- **What you need to do**: Please set down all the lines beneath this one exactly, without the pictures.

>>

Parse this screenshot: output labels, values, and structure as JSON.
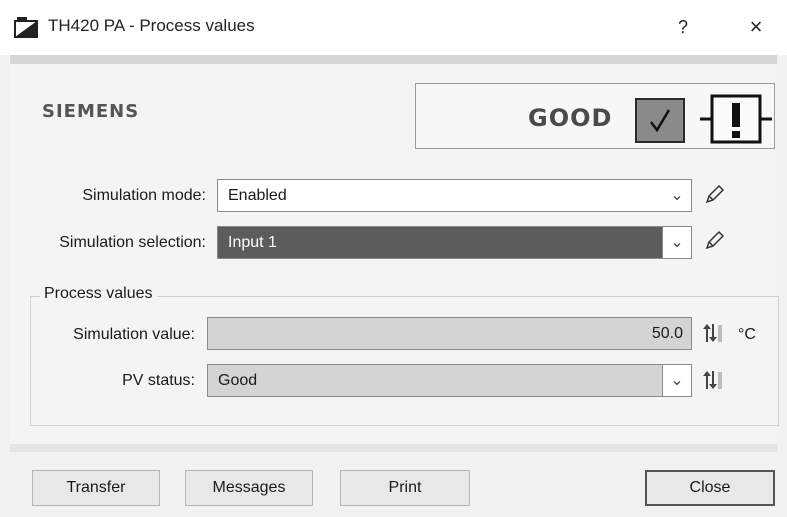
{
  "window": {
    "title": "TH420 PA - Process values",
    "help": "?",
    "close": "×"
  },
  "header": {
    "brand": "SIEMENS",
    "status": "GOOD",
    "check_icon": "check-icon",
    "warning_icon": "exclamation-icon"
  },
  "form": {
    "simulation_mode_label": "Simulation mode:",
    "simulation_mode_value": "Enabled",
    "simulation_selection_label": "Simulation selection:",
    "simulation_selection_value": "Input 1"
  },
  "process_values": {
    "group_title": "Process values",
    "simulation_value_label": "Simulation value:",
    "simulation_value": "50.0",
    "unit": "°C",
    "pv_status_label": "PV status:",
    "pv_status_value": "Good"
  },
  "buttons": {
    "transfer": "Transfer",
    "messages": "Messages",
    "print": "Print",
    "close": "Close"
  },
  "colors": {
    "selected_combo": "#5c5c5c",
    "readonly_field": "#d4d4d4",
    "status_box": "#8a8a8a"
  }
}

<<

- **Output of the exercise**:
Parse this screenshot: output labels, values, and structure as JSON.
{
  "window": {
    "title": "TH420 PA - Process values",
    "help": "?",
    "close": "×"
  },
  "header": {
    "brand": "SIEMENS",
    "status": "GOOD",
    "check_icon": "check-icon",
    "warning_icon": "exclamation-icon"
  },
  "form": {
    "simulation_mode_label": "Simulation mode:",
    "simulation_mode_value": "Enabled",
    "simulation_selection_label": "Simulation selection:",
    "simulation_selection_value": "Input 1"
  },
  "process_values": {
    "group_title": "Process values",
    "simulation_value_label": "Simulation value:",
    "simulation_value": "50.0",
    "unit": "°C",
    "pv_status_label": "PV status:",
    "pv_status_value": "Good"
  },
  "buttons": {
    "transfer": "Transfer",
    "messages": "Messages",
    "print": "Print",
    "close": "Close"
  },
  "colors": {
    "selected_combo": "#5c5c5c",
    "readonly_field": "#d4d4d4",
    "status_box": "#8a8a8a"
  }
}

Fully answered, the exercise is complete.